» JOB:
Return each line of the data below verbatim; pictures are to be left out.

::::::::

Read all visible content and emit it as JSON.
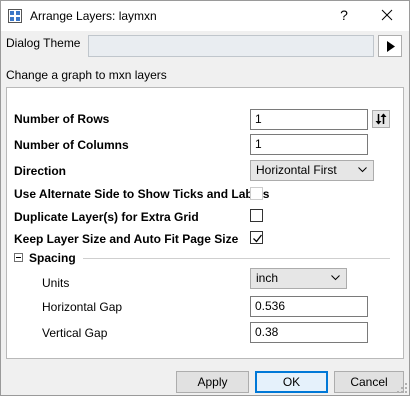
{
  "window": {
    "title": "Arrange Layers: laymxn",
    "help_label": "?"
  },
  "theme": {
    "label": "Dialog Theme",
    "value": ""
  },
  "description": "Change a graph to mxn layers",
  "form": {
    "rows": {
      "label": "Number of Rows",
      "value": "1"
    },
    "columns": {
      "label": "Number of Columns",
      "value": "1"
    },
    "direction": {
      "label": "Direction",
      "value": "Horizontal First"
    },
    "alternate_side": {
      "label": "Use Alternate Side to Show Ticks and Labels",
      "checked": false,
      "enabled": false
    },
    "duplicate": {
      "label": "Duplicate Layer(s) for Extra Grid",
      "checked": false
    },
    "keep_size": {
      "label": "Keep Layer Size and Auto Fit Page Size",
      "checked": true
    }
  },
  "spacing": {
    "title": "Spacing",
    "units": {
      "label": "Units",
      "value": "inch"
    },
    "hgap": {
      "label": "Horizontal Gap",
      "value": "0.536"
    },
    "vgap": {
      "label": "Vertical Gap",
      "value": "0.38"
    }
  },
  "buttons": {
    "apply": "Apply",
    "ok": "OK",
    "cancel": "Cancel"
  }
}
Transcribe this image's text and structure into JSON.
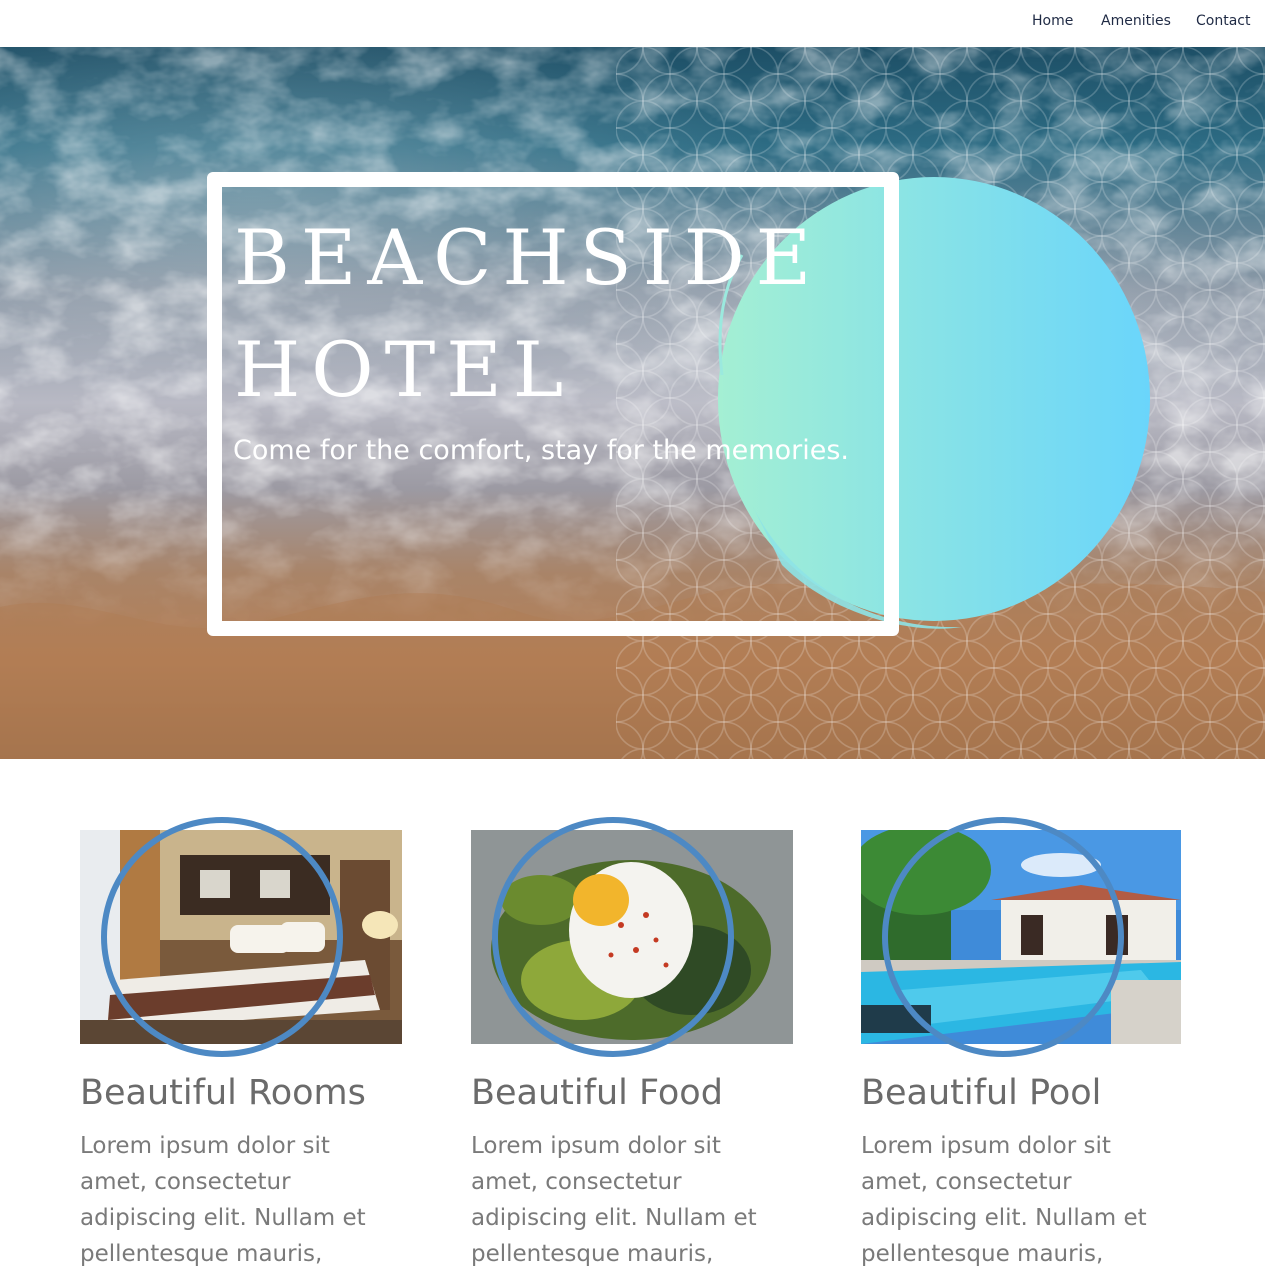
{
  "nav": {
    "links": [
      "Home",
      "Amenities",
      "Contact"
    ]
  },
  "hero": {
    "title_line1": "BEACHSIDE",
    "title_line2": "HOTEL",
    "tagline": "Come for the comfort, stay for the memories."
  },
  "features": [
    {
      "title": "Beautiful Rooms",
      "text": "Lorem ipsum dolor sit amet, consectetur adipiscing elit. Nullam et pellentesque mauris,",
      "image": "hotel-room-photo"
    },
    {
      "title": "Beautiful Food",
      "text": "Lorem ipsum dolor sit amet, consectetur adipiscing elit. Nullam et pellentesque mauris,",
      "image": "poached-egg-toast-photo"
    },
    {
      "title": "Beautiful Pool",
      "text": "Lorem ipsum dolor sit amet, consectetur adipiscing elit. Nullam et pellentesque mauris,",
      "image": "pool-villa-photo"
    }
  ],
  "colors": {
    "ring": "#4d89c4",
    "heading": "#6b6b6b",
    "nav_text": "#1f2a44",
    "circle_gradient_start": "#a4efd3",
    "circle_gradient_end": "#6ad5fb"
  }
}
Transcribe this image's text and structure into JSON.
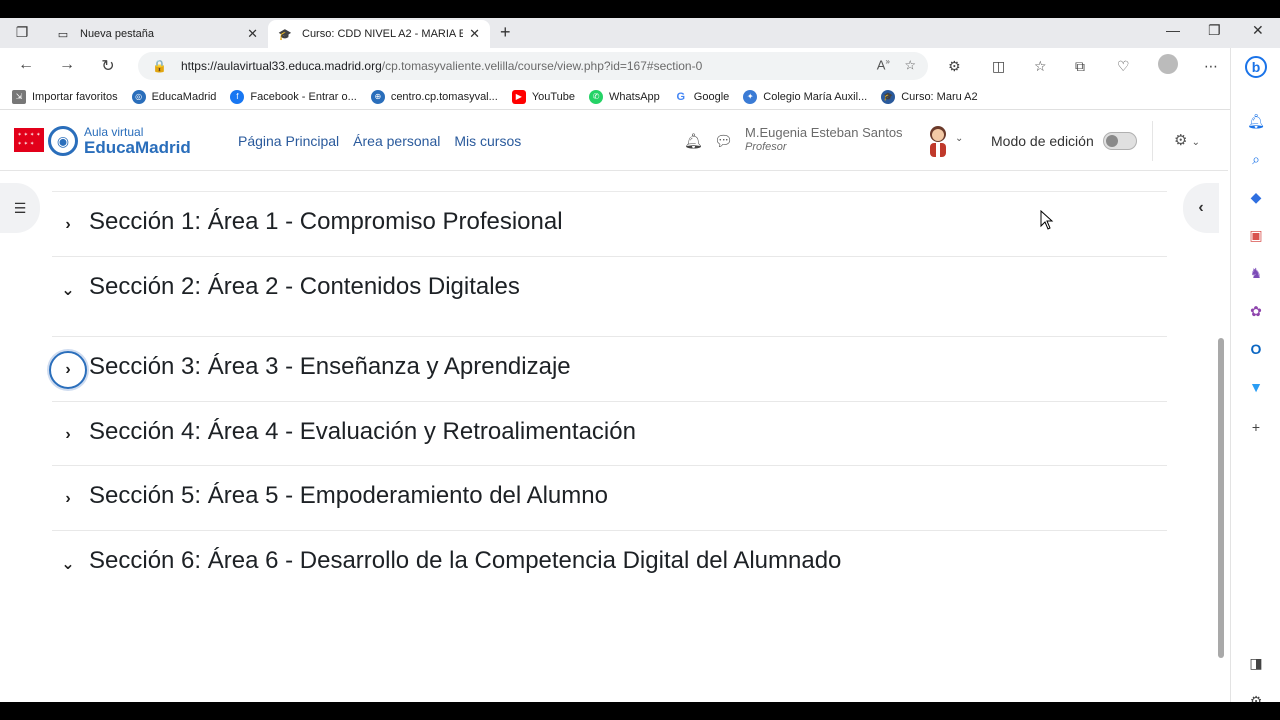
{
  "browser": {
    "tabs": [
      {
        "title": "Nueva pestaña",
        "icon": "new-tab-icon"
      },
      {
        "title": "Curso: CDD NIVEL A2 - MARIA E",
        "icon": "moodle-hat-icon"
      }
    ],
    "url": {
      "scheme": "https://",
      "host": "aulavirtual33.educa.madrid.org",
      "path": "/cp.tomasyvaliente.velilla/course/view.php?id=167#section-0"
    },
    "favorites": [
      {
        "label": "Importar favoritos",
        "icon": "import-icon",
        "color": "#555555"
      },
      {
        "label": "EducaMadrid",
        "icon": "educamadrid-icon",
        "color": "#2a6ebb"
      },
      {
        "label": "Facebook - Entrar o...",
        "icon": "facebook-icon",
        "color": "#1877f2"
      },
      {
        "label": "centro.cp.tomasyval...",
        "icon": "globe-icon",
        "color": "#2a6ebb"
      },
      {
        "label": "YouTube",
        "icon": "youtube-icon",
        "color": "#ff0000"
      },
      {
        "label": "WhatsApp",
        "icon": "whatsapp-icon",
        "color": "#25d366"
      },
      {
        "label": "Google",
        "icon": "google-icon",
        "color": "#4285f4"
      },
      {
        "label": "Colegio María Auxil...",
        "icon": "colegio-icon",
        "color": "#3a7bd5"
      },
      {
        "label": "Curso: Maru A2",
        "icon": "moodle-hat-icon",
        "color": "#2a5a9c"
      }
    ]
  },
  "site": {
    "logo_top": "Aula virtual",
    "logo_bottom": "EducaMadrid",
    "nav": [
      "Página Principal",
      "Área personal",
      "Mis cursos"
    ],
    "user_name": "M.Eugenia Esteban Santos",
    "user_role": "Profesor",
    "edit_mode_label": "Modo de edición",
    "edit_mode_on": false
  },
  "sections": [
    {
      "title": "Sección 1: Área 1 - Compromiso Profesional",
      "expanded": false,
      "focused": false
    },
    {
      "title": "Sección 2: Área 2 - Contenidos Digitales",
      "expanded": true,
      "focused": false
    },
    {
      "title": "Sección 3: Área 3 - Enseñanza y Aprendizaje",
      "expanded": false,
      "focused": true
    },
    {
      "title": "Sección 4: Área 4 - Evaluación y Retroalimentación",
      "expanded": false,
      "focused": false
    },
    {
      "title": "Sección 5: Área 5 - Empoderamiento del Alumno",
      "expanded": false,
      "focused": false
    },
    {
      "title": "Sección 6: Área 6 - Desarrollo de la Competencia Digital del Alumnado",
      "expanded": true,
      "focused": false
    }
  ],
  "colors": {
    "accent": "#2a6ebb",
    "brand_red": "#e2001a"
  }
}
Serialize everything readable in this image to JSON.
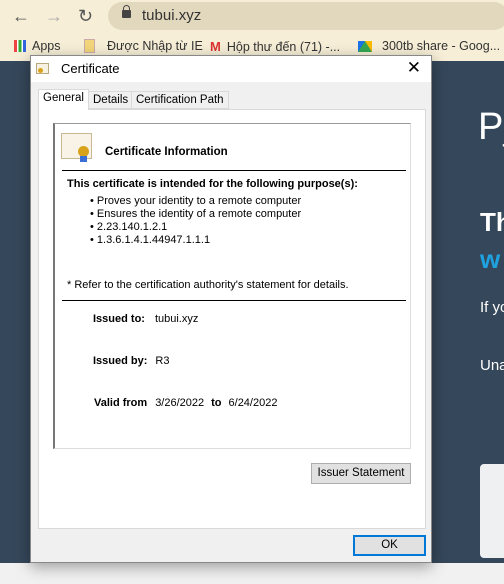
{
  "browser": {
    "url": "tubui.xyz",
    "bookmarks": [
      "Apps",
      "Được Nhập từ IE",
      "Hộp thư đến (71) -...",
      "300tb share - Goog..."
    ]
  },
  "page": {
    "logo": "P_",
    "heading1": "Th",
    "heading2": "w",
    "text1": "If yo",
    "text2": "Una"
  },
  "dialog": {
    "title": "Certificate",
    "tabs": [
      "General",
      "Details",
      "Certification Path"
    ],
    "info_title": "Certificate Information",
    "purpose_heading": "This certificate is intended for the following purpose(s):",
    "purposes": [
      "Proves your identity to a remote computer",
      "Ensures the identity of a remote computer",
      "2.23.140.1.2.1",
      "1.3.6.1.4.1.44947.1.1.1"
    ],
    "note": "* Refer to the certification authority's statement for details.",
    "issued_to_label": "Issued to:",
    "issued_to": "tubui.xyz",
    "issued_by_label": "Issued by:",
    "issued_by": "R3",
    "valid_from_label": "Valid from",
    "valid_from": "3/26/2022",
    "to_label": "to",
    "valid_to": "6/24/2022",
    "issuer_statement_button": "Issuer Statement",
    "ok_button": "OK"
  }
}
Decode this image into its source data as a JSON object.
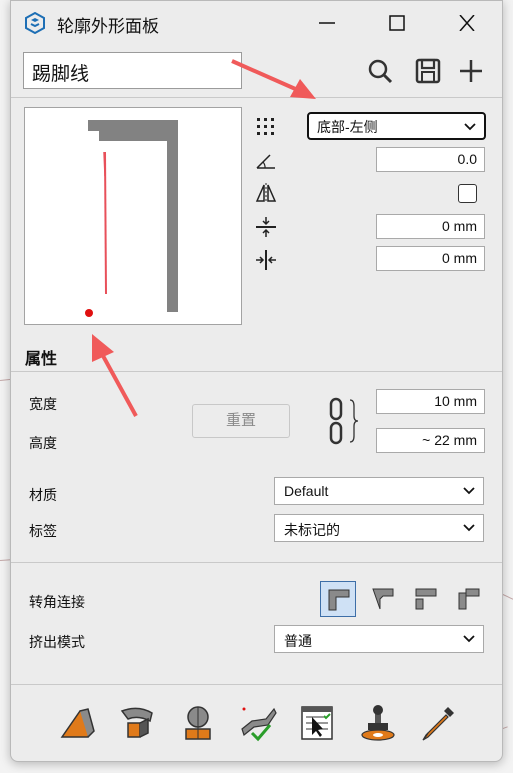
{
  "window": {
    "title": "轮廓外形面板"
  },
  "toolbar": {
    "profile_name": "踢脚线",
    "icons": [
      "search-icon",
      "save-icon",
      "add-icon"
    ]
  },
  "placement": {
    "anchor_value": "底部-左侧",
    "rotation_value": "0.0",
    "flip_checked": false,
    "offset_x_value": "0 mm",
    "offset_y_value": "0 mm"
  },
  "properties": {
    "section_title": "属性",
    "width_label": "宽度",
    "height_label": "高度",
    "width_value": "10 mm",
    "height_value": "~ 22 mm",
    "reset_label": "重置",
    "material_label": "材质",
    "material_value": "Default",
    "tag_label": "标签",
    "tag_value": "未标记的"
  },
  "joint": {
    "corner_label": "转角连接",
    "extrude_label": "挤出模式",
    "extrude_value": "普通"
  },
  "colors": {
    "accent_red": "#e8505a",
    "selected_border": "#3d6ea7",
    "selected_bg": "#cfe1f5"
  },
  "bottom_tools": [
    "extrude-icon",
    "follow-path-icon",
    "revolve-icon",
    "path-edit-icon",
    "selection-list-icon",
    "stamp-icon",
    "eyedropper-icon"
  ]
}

::::::::

» OUTPUT OF THE EXERCISE:
Read all visible content and emit it as JSON.
{
  "window": {
    "title": "Arrange Layers: laymxn",
    "help_label": "?"
  },
  "theme": {
    "label": "Dialog Theme",
    "value": ""
  },
  "description": "Change a graph to mxn layers",
  "form": {
    "rows": {
      "label": "Number of Rows",
      "value": "1"
    },
    "columns": {
      "label": "Number of Columns",
      "value": "1"
    },
    "direction": {
      "label": "Direction",
      "value": "Horizontal First"
    },
    "alternate_side": {
      "label": "Use Alternate Side to Show Ticks and Labels",
      "checked": false,
      "enabled": false
    },
    "duplicate": {
      "label": "Duplicate Layer(s) for Extra Grid",
      "checked": false
    },
    "keep_size": {
      "label": "Keep Layer Size and Auto Fit Page Size",
      "checked": true
    }
  },
  "spacing": {
    "title": "Spacing",
    "units": {
      "label": "Units",
      "value": "inch"
    },
    "hgap": {
      "label": "Horizontal Gap",
      "value": "0.536"
    },
    "vgap": {
      "label": "Vertical Gap",
      "value": "0.38"
    }
  },
  "buttons": {
    "apply": "Apply",
    "ok": "OK",
    "cancel": "Cancel"
  }
}
Transcribe this image's text and structure into JSON.
{
  "nav": {
    "links": [
      "Home",
      "Amenities",
      "Contact"
    ]
  },
  "hero": {
    "title_line1": "BEACHSIDE",
    "title_line2": "HOTEL",
    "tagline": "Come for the comfort, stay for the memories."
  },
  "features": [
    {
      "title": "Beautiful Rooms",
      "text": "Lorem ipsum dolor sit amet, consectetur adipiscing elit. Nullam et pellentesque mauris,",
      "image": "hotel-room-photo"
    },
    {
      "title": "Beautiful Food",
      "text": "Lorem ipsum dolor sit amet, consectetur adipiscing elit. Nullam et pellentesque mauris,",
      "image": "poached-egg-toast-photo"
    },
    {
      "title": "Beautiful Pool",
      "text": "Lorem ipsum dolor sit amet, consectetur adipiscing elit. Nullam et pellentesque mauris,",
      "image": "pool-villa-photo"
    }
  ],
  "colors": {
    "ring": "#4d89c4",
    "heading": "#6b6b6b",
    "nav_text": "#1f2a44",
    "circle_gradient_start": "#a4efd3",
    "circle_gradient_end": "#6ad5fb"
  }
}
Transcribe this image's text and structure into JSON.
{
  "browser": {
    "tabs": [
      {
        "title": "Nueva pestaña",
        "icon": "new-tab-icon"
      },
      {
        "title": "Curso: CDD NIVEL A2 - MARIA E",
        "icon": "moodle-hat-icon"
      }
    ],
    "url": {
      "scheme": "https://",
      "host": "aulavirtual33.educa.madrid.org",
      "path": "/cp.tomasyvaliente.velilla/course/view.php?id=167#section-0"
    },
    "favorites": [
      {
        "label": "Importar favoritos",
        "icon": "import-icon",
        "color": "#555555"
      },
      {
        "label": "EducaMadrid",
        "icon": "educamadrid-icon",
        "color": "#2a6ebb"
      },
      {
        "label": "Facebook - Entrar o...",
        "icon": "facebook-icon",
        "color": "#1877f2"
      },
      {
        "label": "centro.cp.tomasyval...",
        "icon": "globe-icon",
        "color": "#2a6ebb"
      },
      {
        "label": "YouTube",
        "icon": "youtube-icon",
        "color": "#ff0000"
      },
      {
        "label": "WhatsApp",
        "icon": "whatsapp-icon",
        "color": "#25d366"
      },
      {
        "label": "Google",
        "icon": "google-icon",
        "color": "#4285f4"
      },
      {
        "label": "Colegio María Auxil...",
        "icon": "colegio-icon",
        "color": "#3a7bd5"
      },
      {
        "label": "Curso: Maru A2",
        "icon": "moodle-hat-icon",
        "color": "#2a5a9c"
      }
    ]
  },
  "site": {
    "logo_top": "Aula virtual",
    "logo_bottom": "EducaMadrid",
    "nav": [
      "Página Principal",
      "Área personal",
      "Mis cursos"
    ],
    "user_name": "M.Eugenia Esteban Santos",
    "user_role": "Profesor",
    "edit_mode_label": "Modo de edición",
    "edit_mode_on": false
  },
  "sections": [
    {
      "title": "Sección 1: Área 1 - Compromiso Profesional",
      "expanded": false,
      "focused": false
    },
    {
      "title": "Sección 2: Área 2 - Contenidos Digitales",
      "expanded": true,
      "focused": false
    },
    {
      "title": "Sección 3: Área 3 - Enseñanza y Aprendizaje",
      "expanded": false,
      "focused": true
    },
    {
      "title": "Sección 4: Área 4 - Evaluación y Retroalimentación",
      "expanded": false,
      "focused": false
    },
    {
      "title": "Sección 5: Área 5 - Empoderamiento del Alumno",
      "expanded": false,
      "focused": false
    },
    {
      "title": "Sección 6: Área 6 - Desarrollo de la Competencia Digital del Alumnado",
      "expanded": true,
      "focused": false
    }
  ],
  "colors": {
    "accent": "#2a6ebb",
    "brand_red": "#e2001a"
  }
}
Serialize everything readable in this image to JSON.
{
  "browser": {
    "url": "tubui.xyz",
    "bookmarks": [
      "Apps",
      "Được Nhập từ IE",
      "Hộp thư đến (71) -...",
      "300tb share - Goog..."
    ]
  },
  "page": {
    "logo": "P_",
    "heading1": "Th",
    "heading2": "w",
    "text1": "If yo",
    "text2": "Una"
  },
  "dialog": {
    "title": "Certificate",
    "tabs": [
      "General",
      "Details",
      "Certification Path"
    ],
    "info_title": "Certificate Information",
    "purpose_heading": "This certificate is intended for the following purpose(s):",
    "purposes": [
      "Proves your identity to a remote computer",
      "Ensures the identity of a remote computer",
      "2.23.140.1.2.1",
      "1.3.6.1.4.1.44947.1.1.1"
    ],
    "note": "* Refer to the certification authority's statement for details.",
    "issued_to_label": "Issued to:",
    "issued_to": "tubui.xyz",
    "issued_by_label": "Issued by:",
    "issued_by": "R3",
    "valid_from_label": "Valid from",
    "valid_from": "3/26/2022",
    "to_label": "to",
    "valid_to": "6/24/2022",
    "issuer_statement_button": "Issuer Statement",
    "ok_button": "OK"
  }
}
Decode this image into its source data as a JSON object.
{
  "window": {
    "title": "轮廓外形面板"
  },
  "toolbar": {
    "profile_name": "踢脚线",
    "icons": [
      "search-icon",
      "save-icon",
      "add-icon"
    ]
  },
  "placement": {
    "anchor_value": "底部-左侧",
    "rotation_value": "0.0",
    "flip_checked": false,
    "offset_x_value": "0 mm",
    "offset_y_value": "0 mm"
  },
  "properties": {
    "section_title": "属性",
    "width_label": "宽度",
    "height_label": "高度",
    "width_value": "10 mm",
    "height_value": "~ 22 mm",
    "reset_label": "重置",
    "material_label": "材质",
    "material_value": "Default",
    "tag_label": "标签",
    "tag_value": "未标记的"
  },
  "joint": {
    "corner_label": "转角连接",
    "extrude_label": "挤出模式",
    "extrude_value": "普通"
  },
  "colors": {
    "accent_red": "#e8505a",
    "selected_border": "#3d6ea7",
    "selected_bg": "#cfe1f5"
  },
  "bottom_tools": [
    "extrude-icon",
    "follow-path-icon",
    "revolve-icon",
    "path-edit-icon",
    "selection-list-icon",
    "stamp-icon",
    "eyedropper-icon"
  ]
}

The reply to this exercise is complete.